--- Start DATA LINES ---

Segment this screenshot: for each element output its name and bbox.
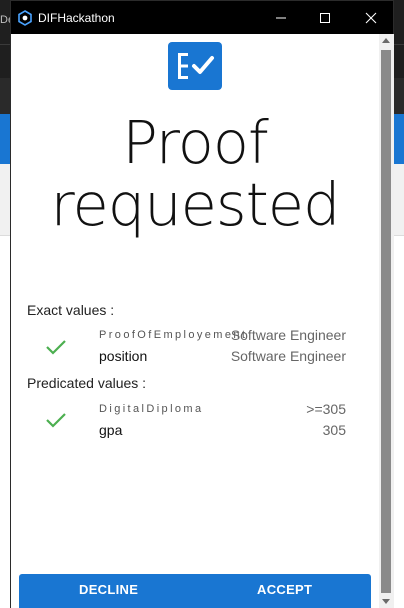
minimize-button[interactable] (259, 1, 303, 34)
vertical-scrollbar[interactable] (379, 34, 394, 608)
maximize-button[interactable] (303, 1, 347, 34)
scroll-down-arrow-icon[interactable] (382, 599, 390, 604)
exact-values-label: Exact values : (27, 302, 115, 318)
scroll-thumb[interactable] (381, 50, 391, 593)
page-title-line-2: requested (50, 170, 340, 239)
accept-button[interactable]: ACCEPT (257, 582, 312, 597)
predicated-attribute-value: 305 (322, 422, 346, 438)
decline-button[interactable]: DECLINE (79, 582, 138, 597)
predicated-values-label: Predicated values : (27, 375, 147, 391)
exact-credential-name: ProofOfEmployement (99, 329, 248, 341)
predicated-credential-name: DigitalDiploma (99, 403, 204, 415)
predicated-attribute-name: gpa (99, 422, 123, 438)
proof-request-window: DIFHackathon Proof requested Exact value… (10, 0, 394, 608)
exact-attribute-name: position (99, 348, 148, 364)
page-title: Proof requested (11, 112, 379, 236)
action-bar: DECLINE ACCEPT (19, 574, 371, 608)
title-bar[interactable]: DIFHackathon (11, 1, 393, 34)
close-button[interactable] (349, 1, 393, 34)
exact-credential-value: Software Engineer (230, 327, 346, 343)
close-icon (365, 12, 377, 23)
check-icon (46, 413, 66, 428)
check-icon (46, 340, 66, 355)
scroll-up-arrow-icon[interactable] (382, 38, 390, 43)
maximize-icon (320, 12, 330, 23)
predicated-credential-value: >=305 (306, 401, 346, 417)
window-title: DIFHackathon (38, 11, 115, 25)
page-title-line-1: Proof (122, 108, 268, 177)
checklist-icon (168, 42, 222, 90)
app-icon (18, 10, 32, 26)
minimize-icon (276, 17, 286, 18)
content-area: Proof requested Exact values : ProofOfEm… (11, 34, 379, 608)
exact-attribute-value: Software Engineer (230, 348, 346, 364)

--- End DATA LINES ---

- **TASK TO COMPLETE**
Turn the data above into a Markdown table with the columns "Row" and "Line", putting each nonblank line in its own numbered row. Leave out the picture.

- **RESULT OF THIS EXERCISE**
| Row | Line |
|---|---|
| 1 | Segment this screenshot: for each element output its name and bbox. |
| 2 | minimize-button[interactable] (259, 1, 303, 34) |
| 3 | vertical-scrollbar[interactable] (379, 34, 394, 608) |
| 4 | maximize-button[interactable] (303, 1, 347, 34) |
| 5 | scroll-down-arrow-icon[interactable] (382, 599, 390, 604) |
| 6 | exact-values-label: Exact values : (27, 302, 115, 318) |
| 7 | scroll-thumb[interactable] (381, 50, 391, 593) |
| 8 | page-title-line-2: requested (50, 170, 340, 239) |
| 9 | accept-button[interactable]: ACCEPT (257, 582, 312, 597) |
| 10 | predicated-attribute-value: 305 (322, 422, 346, 438) |
| 11 | decline-button[interactable]: DECLINE (79, 582, 138, 597) |
| 12 | predicated-values-label: Predicated values : (27, 375, 147, 391) |
| 13 | exact-credential-name: ProofOfEmployement (99, 329, 248, 341) |
| 14 | predicated-credential-name: DigitalDiploma (99, 403, 204, 415) |
| 15 | predicated-attribute-name: gpa (99, 422, 123, 438) |
| 16 | proof-request-window: DIFHackathon Proof requested Exact value… (10, 0, 394, 608) |
| 17 | exact-attribute-name: position (99, 348, 148, 364) |
| 18 | page-title: Proof requested (11, 112, 379, 236) |
| 19 | action-bar: DECLINE ACCEPT (19, 574, 371, 608) |
| 20 | title-bar[interactable]: DIFHackathon (11, 1, 393, 34) |
| 21 | close-button[interactable] (349, 1, 393, 34) |
| 22 | exact-credential-value: Software Engineer (230, 327, 346, 343) |
| 23 | close-icon (365, 12, 377, 23) |
| 24 | check-icon (46, 413, 66, 428) |
| 25 | check-icon (46, 340, 66, 355) |
| 26 | scroll-up-arrow-icon[interactable] (382, 38, 390, 43) |
| 27 | maximize-icon (320, 12, 330, 23) |
| 28 | predicated-credential-value: >=305 (306, 401, 346, 417) |
| 29 | window-title: DIFHackathon (38, 11, 115, 25) |
| 30 | page-title-line-1: Proof (122, 108, 268, 177) |
| 31 | checklist-icon (168, 42, 222, 90) |
| 32 | app-icon (18, 10, 32, 26) |
| 33 | minimize-icon (276, 17, 286, 18) |
| 34 | content-area: Proof requested Exact values : ProofOfEm… (11, 34, 379, 608) |
| 35 | exact-attribute-value: Software Engineer (230, 348, 346, 364) |